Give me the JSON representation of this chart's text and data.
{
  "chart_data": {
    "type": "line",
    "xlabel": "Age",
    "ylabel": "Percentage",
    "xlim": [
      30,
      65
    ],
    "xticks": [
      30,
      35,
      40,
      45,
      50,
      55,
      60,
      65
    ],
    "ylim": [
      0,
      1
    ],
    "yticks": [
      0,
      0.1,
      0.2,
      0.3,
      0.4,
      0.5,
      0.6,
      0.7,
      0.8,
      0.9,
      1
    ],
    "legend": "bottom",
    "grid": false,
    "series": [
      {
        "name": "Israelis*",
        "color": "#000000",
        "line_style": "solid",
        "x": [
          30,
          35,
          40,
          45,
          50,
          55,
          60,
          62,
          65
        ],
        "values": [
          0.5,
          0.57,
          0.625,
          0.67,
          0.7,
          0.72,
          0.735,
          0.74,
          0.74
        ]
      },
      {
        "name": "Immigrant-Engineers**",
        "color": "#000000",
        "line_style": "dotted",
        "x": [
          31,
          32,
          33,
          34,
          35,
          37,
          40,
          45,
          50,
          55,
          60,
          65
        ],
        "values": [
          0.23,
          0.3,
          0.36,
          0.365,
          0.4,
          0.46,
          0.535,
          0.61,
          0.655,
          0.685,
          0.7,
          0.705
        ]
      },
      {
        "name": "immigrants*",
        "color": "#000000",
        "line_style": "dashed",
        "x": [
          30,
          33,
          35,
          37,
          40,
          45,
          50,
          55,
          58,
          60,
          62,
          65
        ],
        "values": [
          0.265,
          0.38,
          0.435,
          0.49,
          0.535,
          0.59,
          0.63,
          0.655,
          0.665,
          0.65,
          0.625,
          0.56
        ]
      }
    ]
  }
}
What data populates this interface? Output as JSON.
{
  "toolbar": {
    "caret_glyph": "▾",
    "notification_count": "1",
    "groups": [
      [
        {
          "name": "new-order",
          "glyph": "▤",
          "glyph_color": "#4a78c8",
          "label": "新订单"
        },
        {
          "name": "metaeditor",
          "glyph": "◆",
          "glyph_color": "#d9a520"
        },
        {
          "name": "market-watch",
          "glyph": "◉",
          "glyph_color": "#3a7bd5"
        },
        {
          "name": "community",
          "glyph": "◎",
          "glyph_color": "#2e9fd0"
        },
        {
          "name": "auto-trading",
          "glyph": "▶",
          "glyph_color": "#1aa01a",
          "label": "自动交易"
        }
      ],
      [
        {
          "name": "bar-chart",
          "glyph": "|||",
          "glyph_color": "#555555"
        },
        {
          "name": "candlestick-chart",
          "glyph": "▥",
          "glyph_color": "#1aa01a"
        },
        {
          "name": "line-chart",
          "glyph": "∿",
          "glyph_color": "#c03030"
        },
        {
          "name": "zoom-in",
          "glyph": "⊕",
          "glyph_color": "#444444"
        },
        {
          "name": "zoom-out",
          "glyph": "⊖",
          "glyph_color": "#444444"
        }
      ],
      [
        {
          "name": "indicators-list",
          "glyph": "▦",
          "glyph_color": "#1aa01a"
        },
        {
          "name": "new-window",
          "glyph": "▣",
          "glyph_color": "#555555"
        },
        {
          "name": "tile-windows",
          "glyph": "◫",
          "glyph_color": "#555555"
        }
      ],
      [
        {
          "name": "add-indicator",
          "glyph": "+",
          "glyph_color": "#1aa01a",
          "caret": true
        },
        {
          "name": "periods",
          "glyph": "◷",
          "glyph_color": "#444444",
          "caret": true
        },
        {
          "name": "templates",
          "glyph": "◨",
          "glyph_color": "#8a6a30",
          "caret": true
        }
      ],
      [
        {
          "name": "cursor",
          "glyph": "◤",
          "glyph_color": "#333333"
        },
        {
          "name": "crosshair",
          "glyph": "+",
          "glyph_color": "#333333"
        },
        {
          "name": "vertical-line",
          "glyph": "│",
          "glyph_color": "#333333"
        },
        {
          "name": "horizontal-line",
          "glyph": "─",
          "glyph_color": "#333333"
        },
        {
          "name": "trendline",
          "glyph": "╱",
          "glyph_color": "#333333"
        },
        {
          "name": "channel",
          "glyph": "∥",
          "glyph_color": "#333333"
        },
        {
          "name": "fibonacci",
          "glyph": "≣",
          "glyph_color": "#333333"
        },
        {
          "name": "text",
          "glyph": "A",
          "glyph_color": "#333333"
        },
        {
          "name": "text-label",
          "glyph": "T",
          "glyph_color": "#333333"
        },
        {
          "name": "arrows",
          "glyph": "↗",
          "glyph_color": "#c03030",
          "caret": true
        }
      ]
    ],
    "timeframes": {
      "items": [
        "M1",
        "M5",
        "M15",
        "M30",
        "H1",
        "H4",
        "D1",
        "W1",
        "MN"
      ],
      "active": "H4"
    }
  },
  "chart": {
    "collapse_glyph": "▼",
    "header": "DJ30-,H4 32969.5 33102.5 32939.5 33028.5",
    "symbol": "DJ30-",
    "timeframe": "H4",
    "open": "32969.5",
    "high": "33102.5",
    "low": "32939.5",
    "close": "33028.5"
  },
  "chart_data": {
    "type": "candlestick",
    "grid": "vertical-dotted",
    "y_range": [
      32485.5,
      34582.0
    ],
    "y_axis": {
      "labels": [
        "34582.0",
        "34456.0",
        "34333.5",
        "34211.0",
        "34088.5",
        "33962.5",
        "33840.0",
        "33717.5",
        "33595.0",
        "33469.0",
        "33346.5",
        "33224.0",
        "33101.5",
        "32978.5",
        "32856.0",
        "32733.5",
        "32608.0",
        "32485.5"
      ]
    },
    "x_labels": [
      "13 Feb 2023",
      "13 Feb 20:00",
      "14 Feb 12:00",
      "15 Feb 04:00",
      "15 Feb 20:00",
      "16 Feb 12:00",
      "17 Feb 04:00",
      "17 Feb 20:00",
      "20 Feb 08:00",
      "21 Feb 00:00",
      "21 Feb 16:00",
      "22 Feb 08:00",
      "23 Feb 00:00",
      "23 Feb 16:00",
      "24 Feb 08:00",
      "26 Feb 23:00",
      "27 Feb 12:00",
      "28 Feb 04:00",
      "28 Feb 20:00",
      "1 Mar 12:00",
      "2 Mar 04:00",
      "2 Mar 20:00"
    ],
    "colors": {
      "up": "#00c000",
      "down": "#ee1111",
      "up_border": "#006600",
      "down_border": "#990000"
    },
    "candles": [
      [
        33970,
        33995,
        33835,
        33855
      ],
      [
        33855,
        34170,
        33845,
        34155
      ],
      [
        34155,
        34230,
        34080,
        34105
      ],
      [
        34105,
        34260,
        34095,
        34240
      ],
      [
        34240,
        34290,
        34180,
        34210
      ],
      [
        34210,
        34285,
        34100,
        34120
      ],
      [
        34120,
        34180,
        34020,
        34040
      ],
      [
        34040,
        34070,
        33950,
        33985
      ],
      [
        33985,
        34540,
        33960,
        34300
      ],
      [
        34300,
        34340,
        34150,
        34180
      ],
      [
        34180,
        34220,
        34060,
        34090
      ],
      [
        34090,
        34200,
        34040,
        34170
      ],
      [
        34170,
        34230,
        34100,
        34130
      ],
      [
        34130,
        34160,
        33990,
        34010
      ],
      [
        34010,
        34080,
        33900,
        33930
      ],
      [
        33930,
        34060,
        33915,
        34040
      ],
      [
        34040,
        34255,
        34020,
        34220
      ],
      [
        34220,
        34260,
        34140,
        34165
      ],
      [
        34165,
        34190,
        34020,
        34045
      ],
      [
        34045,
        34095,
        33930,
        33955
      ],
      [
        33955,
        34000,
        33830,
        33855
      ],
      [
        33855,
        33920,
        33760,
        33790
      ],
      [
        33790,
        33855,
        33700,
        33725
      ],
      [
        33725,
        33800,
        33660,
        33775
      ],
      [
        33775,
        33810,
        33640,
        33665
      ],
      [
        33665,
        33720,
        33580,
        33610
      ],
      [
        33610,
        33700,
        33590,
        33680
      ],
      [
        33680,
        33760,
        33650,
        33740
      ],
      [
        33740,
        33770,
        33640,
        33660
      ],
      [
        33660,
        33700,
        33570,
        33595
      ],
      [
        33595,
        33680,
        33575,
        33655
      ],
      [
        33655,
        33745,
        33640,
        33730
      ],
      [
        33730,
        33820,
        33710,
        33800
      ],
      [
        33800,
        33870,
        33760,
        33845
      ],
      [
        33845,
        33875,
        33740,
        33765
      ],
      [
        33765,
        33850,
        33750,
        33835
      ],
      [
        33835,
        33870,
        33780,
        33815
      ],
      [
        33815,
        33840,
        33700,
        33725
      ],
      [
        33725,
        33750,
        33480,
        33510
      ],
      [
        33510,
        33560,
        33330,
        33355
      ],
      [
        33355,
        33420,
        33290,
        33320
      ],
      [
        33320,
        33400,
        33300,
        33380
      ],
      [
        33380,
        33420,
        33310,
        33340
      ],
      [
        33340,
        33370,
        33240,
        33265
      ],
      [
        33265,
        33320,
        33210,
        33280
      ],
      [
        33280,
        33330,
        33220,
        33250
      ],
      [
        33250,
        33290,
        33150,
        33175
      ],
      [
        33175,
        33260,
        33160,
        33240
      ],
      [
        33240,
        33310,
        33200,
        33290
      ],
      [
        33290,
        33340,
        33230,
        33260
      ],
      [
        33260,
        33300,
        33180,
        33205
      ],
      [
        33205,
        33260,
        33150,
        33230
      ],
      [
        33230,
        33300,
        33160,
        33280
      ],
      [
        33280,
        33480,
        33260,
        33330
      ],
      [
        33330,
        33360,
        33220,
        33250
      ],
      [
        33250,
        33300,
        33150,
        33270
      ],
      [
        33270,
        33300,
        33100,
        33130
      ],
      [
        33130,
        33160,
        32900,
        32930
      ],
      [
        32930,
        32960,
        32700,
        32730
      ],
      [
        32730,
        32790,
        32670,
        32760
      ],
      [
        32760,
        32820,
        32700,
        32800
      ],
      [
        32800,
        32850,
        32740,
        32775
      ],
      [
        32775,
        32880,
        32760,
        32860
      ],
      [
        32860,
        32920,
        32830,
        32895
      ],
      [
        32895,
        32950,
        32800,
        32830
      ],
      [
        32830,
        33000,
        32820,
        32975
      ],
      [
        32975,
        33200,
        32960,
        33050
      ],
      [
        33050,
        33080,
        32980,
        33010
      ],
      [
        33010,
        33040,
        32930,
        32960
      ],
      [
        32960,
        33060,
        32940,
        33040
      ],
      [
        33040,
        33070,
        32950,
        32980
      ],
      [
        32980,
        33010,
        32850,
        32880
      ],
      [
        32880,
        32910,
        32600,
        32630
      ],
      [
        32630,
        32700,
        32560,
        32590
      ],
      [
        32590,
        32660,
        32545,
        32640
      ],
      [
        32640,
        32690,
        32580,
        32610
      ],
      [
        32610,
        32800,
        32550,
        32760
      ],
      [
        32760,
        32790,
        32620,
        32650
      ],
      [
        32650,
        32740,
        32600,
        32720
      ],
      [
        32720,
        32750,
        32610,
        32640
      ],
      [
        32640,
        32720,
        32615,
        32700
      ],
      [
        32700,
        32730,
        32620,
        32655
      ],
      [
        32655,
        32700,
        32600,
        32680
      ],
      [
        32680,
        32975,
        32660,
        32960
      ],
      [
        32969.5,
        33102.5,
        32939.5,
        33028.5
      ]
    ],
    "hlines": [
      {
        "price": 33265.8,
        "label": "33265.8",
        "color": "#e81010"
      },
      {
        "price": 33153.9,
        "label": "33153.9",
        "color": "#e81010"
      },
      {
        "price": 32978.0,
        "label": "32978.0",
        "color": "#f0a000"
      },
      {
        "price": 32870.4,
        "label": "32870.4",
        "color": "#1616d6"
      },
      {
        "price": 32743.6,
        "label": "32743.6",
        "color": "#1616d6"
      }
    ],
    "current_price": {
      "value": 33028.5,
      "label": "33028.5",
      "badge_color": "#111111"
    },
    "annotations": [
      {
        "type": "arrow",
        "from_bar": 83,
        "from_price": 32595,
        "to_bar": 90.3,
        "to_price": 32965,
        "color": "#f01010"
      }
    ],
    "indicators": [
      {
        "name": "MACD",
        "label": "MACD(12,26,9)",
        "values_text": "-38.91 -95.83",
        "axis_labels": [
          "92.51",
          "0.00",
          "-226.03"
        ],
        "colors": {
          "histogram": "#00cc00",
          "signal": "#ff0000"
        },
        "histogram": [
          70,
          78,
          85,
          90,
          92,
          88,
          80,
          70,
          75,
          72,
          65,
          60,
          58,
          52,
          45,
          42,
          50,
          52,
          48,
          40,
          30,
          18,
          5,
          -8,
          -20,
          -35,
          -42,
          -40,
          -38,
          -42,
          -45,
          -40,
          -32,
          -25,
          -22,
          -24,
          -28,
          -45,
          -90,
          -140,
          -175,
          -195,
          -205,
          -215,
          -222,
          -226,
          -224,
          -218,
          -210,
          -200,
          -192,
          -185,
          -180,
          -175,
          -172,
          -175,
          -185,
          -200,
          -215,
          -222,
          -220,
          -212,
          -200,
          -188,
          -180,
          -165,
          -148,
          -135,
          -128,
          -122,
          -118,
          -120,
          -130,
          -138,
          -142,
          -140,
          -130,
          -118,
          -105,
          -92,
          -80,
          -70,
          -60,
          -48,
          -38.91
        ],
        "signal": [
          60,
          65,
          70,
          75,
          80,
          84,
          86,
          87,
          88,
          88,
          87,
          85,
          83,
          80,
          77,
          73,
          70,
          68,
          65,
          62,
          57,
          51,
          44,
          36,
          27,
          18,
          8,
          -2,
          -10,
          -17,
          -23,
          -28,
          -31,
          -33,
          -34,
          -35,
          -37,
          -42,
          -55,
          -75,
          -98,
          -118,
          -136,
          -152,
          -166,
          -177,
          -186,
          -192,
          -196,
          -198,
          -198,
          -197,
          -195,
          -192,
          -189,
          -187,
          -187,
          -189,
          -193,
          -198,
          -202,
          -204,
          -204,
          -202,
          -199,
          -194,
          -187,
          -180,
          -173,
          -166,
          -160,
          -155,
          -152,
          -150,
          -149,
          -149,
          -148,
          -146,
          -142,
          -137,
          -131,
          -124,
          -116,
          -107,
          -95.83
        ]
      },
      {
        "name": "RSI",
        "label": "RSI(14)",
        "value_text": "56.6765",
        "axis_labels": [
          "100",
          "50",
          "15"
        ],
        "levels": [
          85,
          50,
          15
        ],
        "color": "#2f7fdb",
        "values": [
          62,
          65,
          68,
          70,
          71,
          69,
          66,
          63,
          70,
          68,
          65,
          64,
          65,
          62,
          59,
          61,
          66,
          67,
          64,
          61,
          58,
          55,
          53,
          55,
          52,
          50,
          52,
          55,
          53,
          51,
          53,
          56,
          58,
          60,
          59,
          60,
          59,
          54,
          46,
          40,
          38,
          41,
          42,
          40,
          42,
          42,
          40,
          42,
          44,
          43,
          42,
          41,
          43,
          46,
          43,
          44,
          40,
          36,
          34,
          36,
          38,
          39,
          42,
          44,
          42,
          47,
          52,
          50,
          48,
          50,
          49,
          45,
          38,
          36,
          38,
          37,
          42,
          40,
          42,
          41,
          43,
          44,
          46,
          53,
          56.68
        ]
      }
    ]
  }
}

◆ ◆ ◆ ◆ ◆ ◆ ◆

Task: In the material above, find the lines that contain "vertical" and show them.

The reply:
          "name": "vertical-line",
    "grid": "vertical-dotted",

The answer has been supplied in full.